▶ **Challenge**:
Leaving the pictures aside, transcribe every line below exactly.

==========

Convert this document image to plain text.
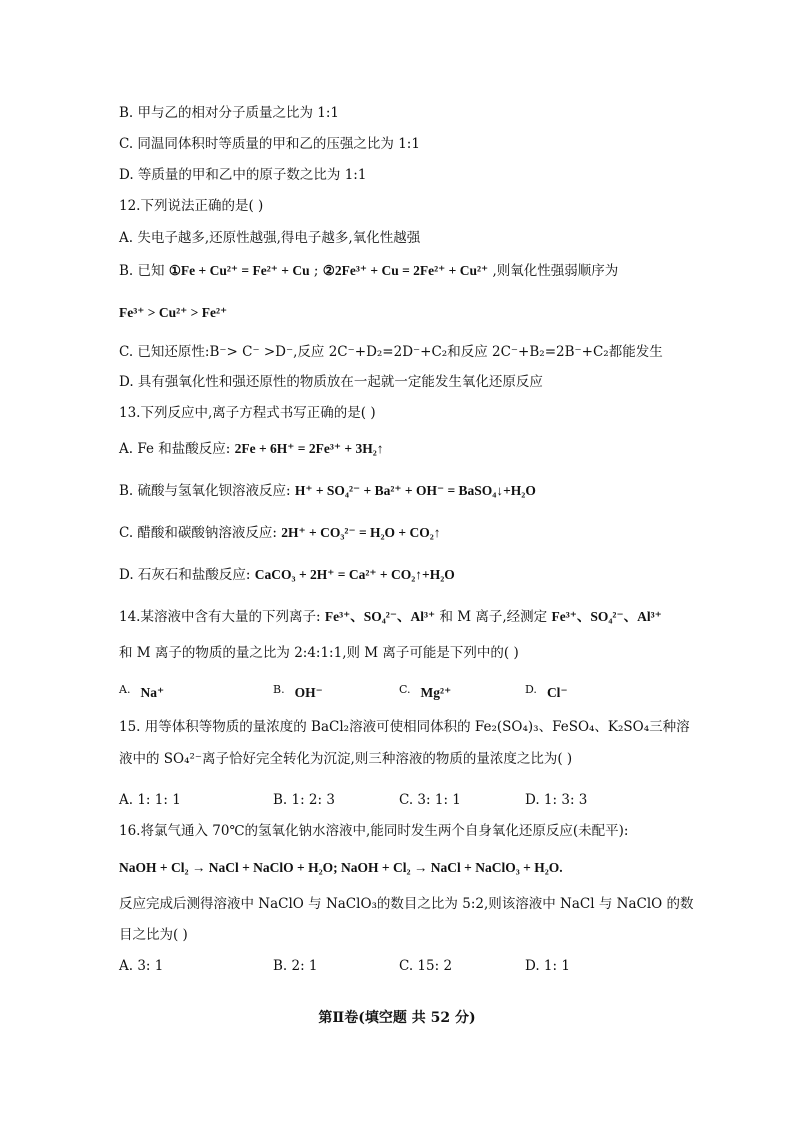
B. 甲与乙的相对分子质量之比为 1:1
C. 同温同体积时等质量的甲和乙的压强之比为 1:1
D. 等质量的甲和乙中的原子数之比为 1:1
12.下列说法正确的是( )
A. 失电子越多,还原性越强,得电子越多,氧化性越强
B. 已知 ①Fe + Cu²⁺ = Fe²⁺ + Cu ; ②2Fe³⁺ + Cu = 2Fe²⁺ + Cu²⁺ ,则氧化性强弱顺序为
Fe³⁺ > Cu²⁺ > Fe²⁺
C. 已知还原性:B⁻> C⁻ >D⁻,反应 2C⁻+D₂=2D⁻+C₂和反应 2C⁻+B₂=2B⁻+C₂都能发生
D. 具有强氧化性和强还原性的物质放在一起就一定能发生氧化还原反应
13.下列反应中,离子方程式书写正确的是( )
A. Fe 和盐酸反应: 2Fe + 6H⁺ = 2Fe³⁺ + 3H₂↑
B. 硫酸与氢氧化钡溶液反应: H⁺ + SO₄²⁻ + Ba²⁺ + OH⁻ = BaSO₄↓+H₂O
C. 醋酸和碳酸钠溶液反应: 2H⁺ + CO₃²⁻ = H₂O + CO₂↑
D. 石灰石和盐酸反应: CaCO₃ + 2H⁺ = Ca²⁺ + CO₂↑+H₂O
14.某溶液中含有大量的下列离子: Fe³⁺、SO₄²⁻、Al³⁺ 和 M 离子,经测定 Fe³⁺、SO₄²⁻、Al³⁺
和 M 离子的物质的量之比为 2:4:1:1,则 M 离子可能是下列中的( )
$^{A.}$ Na⁺	$^{B.}$ OH⁻	$^{C.}$ Mg²⁺	$^{D.}$ Cl⁻
15. 用等体积等物质的量浓度的 BaCl₂溶液可使相同体积的 Fe₂(SO₄)₃、FeSO₄、K₂SO₄三种溶
液中的 SO₄²⁻离子恰好完全转化为沉淀,则三种溶液的物质的量浓度之比为( )
A. 1: 1: 1	B. 1: 2: 3	C. 3: 1: 1	D. 1: 3: 3
16.将氯气通入 70℃的氢氧化钠水溶液中,能同时发生两个自身氧化还原反应(未配平):
NaOH + Cl₂ → NaCl + NaClO + H₂O; NaOH + Cl₂ → NaCl + NaClO₃ + H₂O.
反应完成后测得溶液中 NaClO 与 NaClO₃的数目之比为 5:2,则该溶液中 NaCl 与 NaClO 的数
目之比为( )
A. 3: 1	B. 2: 1	C. 15: 2	D. 1: 1
第Ⅱ卷(填空题 共 52 分)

==========

▶ **Exercise output**:
Convert this document image to plain text.
B. 甲与乙的相对分子质量之比为 1:1
C. 同温同体积时等质量的甲和乙的压强之比为 1:1
D. 等质量的甲和乙中的原子数之比为 1:1
12.下列说法正确的是( )
A. 失电子越多,还原性越强,得电子越多,氧化性越强
B. 已知 ①Fe + Cu²⁺ = Fe²⁺ + Cu ; ②2Fe³⁺ + Cu = 2Fe²⁺ + Cu²⁺ ,则氧化性强弱顺序为
Fe³⁺ > Cu²⁺ > Fe²⁺
C. 已知还原性:B⁻> C⁻ >D⁻,反应 2C⁻+D₂=2D⁻+C₂和反应 2C⁻+B₂=2B⁻+C₂都能发生
D. 具有强氧化性和强还原性的物质放在一起就一定能发生氧化还原反应
13.下列反应中,离子方程式书写正确的是( )
A. Fe 和盐酸反应: 2Fe + 6H⁺ = 2Fe³⁺ + 3H₂↑
B. 硫酸与氢氧化钡溶液反应: H⁺ + SO₄²⁻ + Ba²⁺ + OH⁻ = BaSO₄↓+H₂O
C. 醋酸和碳酸钠溶液反应: 2H⁺ + CO₃²⁻ = H₂O + CO₂↑
D. 石灰石和盐酸反应: CaCO₃ + 2H⁺ = Ca²⁺ + CO₂↑+H₂O
14.某溶液中含有大量的下列离子: Fe³⁺、SO₄²⁻、Al³⁺ 和 M 离子,经测定 Fe³⁺、SO₄²⁻、Al³⁺
和 M 离子的物质的量之比为 2:4:1:1,则 M 离子可能是下列中的( )
$^{A.}$ Na⁺	$^{B.}$ OH⁻	$^{C.}$ Mg²⁺	$^{D.}$ Cl⁻
15. 用等体积等物质的量浓度的 BaCl₂溶液可使相同体积的 Fe₂(SO₄)₃、FeSO₄、K₂SO₄三种溶
液中的 SO₄²⁻离子恰好完全转化为沉淀,则三种溶液的物质的量浓度之比为( )
A. 1: 1: 1	B. 1: 2: 3	C. 3: 1: 1	D. 1: 3: 3
16.将氯气通入 70℃的氢氧化钠水溶液中,能同时发生两个自身氧化还原反应(未配平):
NaOH + Cl₂ → NaCl + NaClO + H₂O; NaOH + Cl₂ → NaCl + NaClO₃ + H₂O.
反应完成后测得溶液中 NaClO 与 NaClO₃的数目之比为 5:2,则该溶液中 NaCl 与 NaClO 的数
目之比为( )
A. 3: 1	B. 2: 1	C. 15: 2	D. 1: 1
第Ⅱ卷(填空题 共 52 分)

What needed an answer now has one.